(Records from a collection)
------------------------------------------------------------------------

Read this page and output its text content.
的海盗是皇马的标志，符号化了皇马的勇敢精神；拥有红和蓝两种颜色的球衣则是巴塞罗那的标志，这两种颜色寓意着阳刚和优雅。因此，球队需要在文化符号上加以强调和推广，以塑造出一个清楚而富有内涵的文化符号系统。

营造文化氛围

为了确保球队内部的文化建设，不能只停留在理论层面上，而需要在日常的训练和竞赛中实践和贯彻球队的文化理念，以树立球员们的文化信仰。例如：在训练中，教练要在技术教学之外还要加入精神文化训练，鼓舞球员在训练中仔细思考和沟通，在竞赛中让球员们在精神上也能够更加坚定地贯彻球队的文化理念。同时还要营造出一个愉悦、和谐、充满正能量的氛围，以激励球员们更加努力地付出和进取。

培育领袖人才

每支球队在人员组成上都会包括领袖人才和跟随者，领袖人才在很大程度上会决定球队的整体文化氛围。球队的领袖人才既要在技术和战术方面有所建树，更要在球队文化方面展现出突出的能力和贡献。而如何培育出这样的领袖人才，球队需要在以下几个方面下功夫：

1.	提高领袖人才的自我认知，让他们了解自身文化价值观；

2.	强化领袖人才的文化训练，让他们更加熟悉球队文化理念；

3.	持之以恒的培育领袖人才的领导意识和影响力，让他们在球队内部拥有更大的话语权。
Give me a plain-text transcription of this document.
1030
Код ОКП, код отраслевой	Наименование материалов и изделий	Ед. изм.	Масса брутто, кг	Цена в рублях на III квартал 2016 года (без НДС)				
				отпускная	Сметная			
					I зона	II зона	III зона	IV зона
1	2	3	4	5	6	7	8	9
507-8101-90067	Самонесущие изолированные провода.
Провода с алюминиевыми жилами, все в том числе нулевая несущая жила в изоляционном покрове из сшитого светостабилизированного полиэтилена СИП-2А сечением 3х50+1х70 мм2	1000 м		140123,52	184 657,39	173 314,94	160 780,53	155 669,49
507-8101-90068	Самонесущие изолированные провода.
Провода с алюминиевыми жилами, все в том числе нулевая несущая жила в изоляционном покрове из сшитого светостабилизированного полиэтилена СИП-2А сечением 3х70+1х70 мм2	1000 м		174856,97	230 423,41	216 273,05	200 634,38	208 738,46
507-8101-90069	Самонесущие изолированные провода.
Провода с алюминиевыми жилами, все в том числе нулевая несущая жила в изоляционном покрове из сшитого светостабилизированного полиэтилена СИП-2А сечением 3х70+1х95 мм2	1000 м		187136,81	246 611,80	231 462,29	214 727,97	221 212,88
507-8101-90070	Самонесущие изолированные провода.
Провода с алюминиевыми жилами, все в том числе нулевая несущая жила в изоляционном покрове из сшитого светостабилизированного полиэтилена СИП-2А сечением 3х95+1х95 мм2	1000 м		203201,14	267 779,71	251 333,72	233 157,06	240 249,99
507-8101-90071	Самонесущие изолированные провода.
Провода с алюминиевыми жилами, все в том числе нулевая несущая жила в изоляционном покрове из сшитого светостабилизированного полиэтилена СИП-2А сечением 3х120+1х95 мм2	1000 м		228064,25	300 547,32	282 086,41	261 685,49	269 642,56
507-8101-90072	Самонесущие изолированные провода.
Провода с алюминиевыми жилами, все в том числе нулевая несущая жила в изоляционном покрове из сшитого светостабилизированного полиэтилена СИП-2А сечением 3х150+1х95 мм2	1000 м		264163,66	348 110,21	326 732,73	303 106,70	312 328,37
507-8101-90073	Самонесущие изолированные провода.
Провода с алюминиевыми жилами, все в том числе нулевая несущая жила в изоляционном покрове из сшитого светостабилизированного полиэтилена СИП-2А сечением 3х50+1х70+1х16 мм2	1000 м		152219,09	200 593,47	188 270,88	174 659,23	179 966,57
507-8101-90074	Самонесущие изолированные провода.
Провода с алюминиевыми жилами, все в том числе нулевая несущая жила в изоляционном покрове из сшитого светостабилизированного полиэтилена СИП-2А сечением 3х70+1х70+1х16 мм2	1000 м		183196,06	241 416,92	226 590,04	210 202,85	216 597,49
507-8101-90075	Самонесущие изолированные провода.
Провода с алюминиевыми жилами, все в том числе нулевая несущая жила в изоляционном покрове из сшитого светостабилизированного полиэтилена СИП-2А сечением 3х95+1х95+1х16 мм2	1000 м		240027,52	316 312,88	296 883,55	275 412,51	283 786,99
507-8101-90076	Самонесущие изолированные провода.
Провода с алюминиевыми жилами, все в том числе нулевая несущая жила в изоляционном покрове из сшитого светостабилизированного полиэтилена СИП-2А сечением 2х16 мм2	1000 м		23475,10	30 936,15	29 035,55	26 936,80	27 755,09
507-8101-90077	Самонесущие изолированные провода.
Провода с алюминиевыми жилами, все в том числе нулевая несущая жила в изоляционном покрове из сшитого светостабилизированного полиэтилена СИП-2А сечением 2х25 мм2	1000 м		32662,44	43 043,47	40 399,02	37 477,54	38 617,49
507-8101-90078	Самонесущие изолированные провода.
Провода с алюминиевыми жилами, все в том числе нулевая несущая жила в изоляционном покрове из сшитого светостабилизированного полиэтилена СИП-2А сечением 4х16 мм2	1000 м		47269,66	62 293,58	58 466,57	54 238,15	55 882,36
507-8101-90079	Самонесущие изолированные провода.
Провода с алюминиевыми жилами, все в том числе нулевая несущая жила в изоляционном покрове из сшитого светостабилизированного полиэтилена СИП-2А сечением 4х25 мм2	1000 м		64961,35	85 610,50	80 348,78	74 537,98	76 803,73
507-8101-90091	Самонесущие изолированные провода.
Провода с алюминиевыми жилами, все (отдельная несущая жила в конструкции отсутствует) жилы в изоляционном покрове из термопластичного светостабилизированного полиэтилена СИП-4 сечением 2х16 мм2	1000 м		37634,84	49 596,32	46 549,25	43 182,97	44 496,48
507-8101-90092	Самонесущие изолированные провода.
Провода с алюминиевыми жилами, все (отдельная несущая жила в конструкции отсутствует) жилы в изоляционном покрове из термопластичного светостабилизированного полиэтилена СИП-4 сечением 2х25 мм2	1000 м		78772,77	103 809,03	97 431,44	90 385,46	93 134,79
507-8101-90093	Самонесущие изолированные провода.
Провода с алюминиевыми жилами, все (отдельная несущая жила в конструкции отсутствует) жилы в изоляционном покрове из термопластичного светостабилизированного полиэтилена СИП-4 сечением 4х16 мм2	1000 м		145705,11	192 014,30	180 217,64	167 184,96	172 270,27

------------------------------------------------------------------------

Directive:
All of the entries need to be reproduced exactly; please write them out.

Task output:
Read this page and output its text content.
的海盗是皇马的标志，符号化了皇马的勇敢精神；拥有红和蓝两种颜色的球衣则是巴塞罗那的标志，这两种颜色寓意着阳刚和优雅。因此，球队需要在文化符号上加以强调和推广，以塑造出一个清楚而富有内涵的文化符号系统。

营造文化氛围

为了确保球队内部的文化建设，不能只停留在理论层面上，而需要在日常的训练和竞赛中实践和贯彻球队的文化理念，以树立球员们的文化信仰。例如：在训练中，教练要在技术教学之外还要加入精神文化训练，鼓舞球员在训练中仔细思考和沟通，在竞赛中让球员们在精神上也能够更加坚定地贯彻球队的文化理念。同时还要营造出一个愉悦、和谐、充满正能量的氛围，以激励球员们更加努力地付出和进取。

培育领袖人才

每支球队在人员组成上都会包括领袖人才和跟随者，领袖人才在很大程度上会决定球队的整体文化氛围。球队的领袖人才既要在技术和战术方面有所建树，更要在球队文化方面展现出突出的能力和贡献。而如何培育出这样的领袖人才，球队需要在以下几个方面下功夫：

1.	提高领袖人才的自我认知，让他们了解自身文化价值观；

2.	强化领袖人才的文化训练，让他们更加熟悉球队文化理念；

3.	持之以恒的培育领袖人才的领导意识和影响力，让他们在球队内部拥有更大的话语权。
Give me a plain-text transcription of this document.
1030
Код ОКП, код отраслевой	Наименование материалов и изделий	Ед. изм.	Масса брутто, кг	Цена в рублях на III квартал 2016 года (без НДС)				
				отпускная	Сметная			
					I зона	II зона	III зона	IV зона
1	2	3	4	5	6	7	8	9
507-8101-90067	Самонесущие изолированные провода.
Провода с алюминиевыми жилами, все в том числе нулевая несущая жила в изоляционном покрове из сшитого светостабилизированного полиэтилена СИП-2А сечением 3х50+1х70 мм2	1000 м		140123,52	184 657,39	173 314,94	160 780,53	155 669,49
507-8101-90068	Самонесущие изолированные провода.
Провода с алюминиевыми жилами, все в том числе нулевая несущая жила в изоляционном покрове из сшитого светостабилизированного полиэтилена СИП-2А сечением 3х70+1х70 мм2	1000 м		174856,97	230 423,41	216 273,05	200 634,38	208 738,46
507-8101-90069	Самонесущие изолированные провода.
Провода с алюминиевыми жилами, все в том числе нулевая несущая жила в изоляционном покрове из сшитого светостабилизированного полиэтилена СИП-2А сечением 3х70+1х95 мм2	1000 м		187136,81	246 611,80	231 462,29	214 727,97	221 212,88
507-8101-90070	Самонесущие изолированные провода.
Провода с алюминиевыми жилами, все в том числе нулевая несущая жила в изоляционном покрове из сшитого светостабилизированного полиэтилена СИП-2А сечением 3х95+1х95 мм2	1000 м		203201,14	267 779,71	251 333,72	233 157,06	240 249,99
507-8101-90071	Самонесущие изолированные провода.
Провода с алюминиевыми жилами, все в том числе нулевая несущая жила в изоляционном покрове из сшитого светостабилизированного полиэтилена СИП-2А сечением 3х120+1х95 мм2	1000 м		228064,25	300 547,32	282 086,41	261 685,49	269 642,56
507-8101-90072	Самонесущие изолированные провода.
Провода с алюминиевыми жилами, все в том числе нулевая несущая жила в изоляционном покрове из сшитого светостабилизированного полиэтилена СИП-2А сечением 3х150+1х95 мм2	1000 м		264163,66	348 110,21	326 732,73	303 106,70	312 328,37
507-8101-90073	Самонесущие изолированные провода.
Провода с алюминиевыми жилами, все в том числе нулевая несущая жила в изоляционном покрове из сшитого светостабилизированного полиэтилена СИП-2А сечением 3х50+1х70+1х16 мм2	1000 м		152219,09	200 593,47	188 270,88	174 659,23	179 966,57
507-8101-90074	Самонесущие изолированные провода.
Провода с алюминиевыми жилами, все в том числе нулевая несущая жила в изоляционном покрове из сшитого светостабилизированного полиэтилена СИП-2А сечением 3х70+1х70+1х16 мм2	1000 м		183196,06	241 416,92	226 590,04	210 202,85	216 597,49
507-8101-90075	Самонесущие изолированные провода.
Провода с алюминиевыми жилами, все в том числе нулевая несущая жила в изоляционном покрове из сшитого светостабилизированного полиэтилена СИП-2А сечением 3х95+1х95+1х16 мм2	1000 м		240027,52	316 312,88	296 883,55	275 412,51	283 786,99
507-8101-90076	Самонесущие изолированные провода.
Провода с алюминиевыми жилами, все в том числе нулевая несущая жила в изоляционном покрове из сшитого светостабилизированного полиэтилена СИП-2А сечением 2х16 мм2	1000 м		23475,10	30 936,15	29 035,55	26 936,80	27 755,09
507-8101-90077	Самонесущие изолированные провода.
Провода с алюминиевыми жилами, все в том числе нулевая несущая жила в изоляционном покрове из сшитого светостабилизированного полиэтилена СИП-2А сечением 2х25 мм2	1000 м		32662,44	43 043,47	40 399,02	37 477,54	38 617,49
507-8101-90078	Самонесущие изолированные провода.
Провода с алюминиевыми жилами, все в том числе нулевая несущая жила в изоляционном покрове из сшитого светостабилизированного полиэтилена СИП-2А сечением 4х16 мм2	1000 м		47269,66	62 293,58	58 466,57	54 238,15	55 882,36
507-8101-90079	Самонесущие изолированные провода.
Провода с алюминиевыми жилами, все в том числе нулевая несущая жила в изоляционном покрове из сшитого светостабилизированного полиэтилена СИП-2А сечением 4х25 мм2	1000 м		64961,35	85 610,50	80 348,78	74 537,98	76 803,73
507-8101-90091	Самонесущие изолированные провода.
Провода с алюминиевыми жилами, все (отдельная несущая жила в конструкции отсутствует) жилы в изоляционном покрове из термопластичного светостабилизированного полиэтилена СИП-4 сечением 2х16 мм2	1000 м		37634,84	49 596,32	46 549,25	43 182,97	44 496,48
507-8101-90092	Самонесущие изолированные провода.
Провода с алюминиевыми жилами, все (отдельная несущая жила в конструкции отсутствует) жилы в изоляционном покрове из термопластичного светостабилизированного полиэтилена СИП-4 сечением 2х25 мм2	1000 м		78772,77	103 809,03	97 431,44	90 385,46	93 134,79
507-8101-90093	Самонесущие изолированные провода.
Провода с алюминиевыми жилами, все (отдельная несущая жила в конструкции отсутствует) жилы в изоляционном покрове из термопластичного светостабилизированного полиэтилена СИП-4 сечением 4х16 мм2	1000 м		145705,11	192 014,30	180 217,64	167 184,96	172 270,27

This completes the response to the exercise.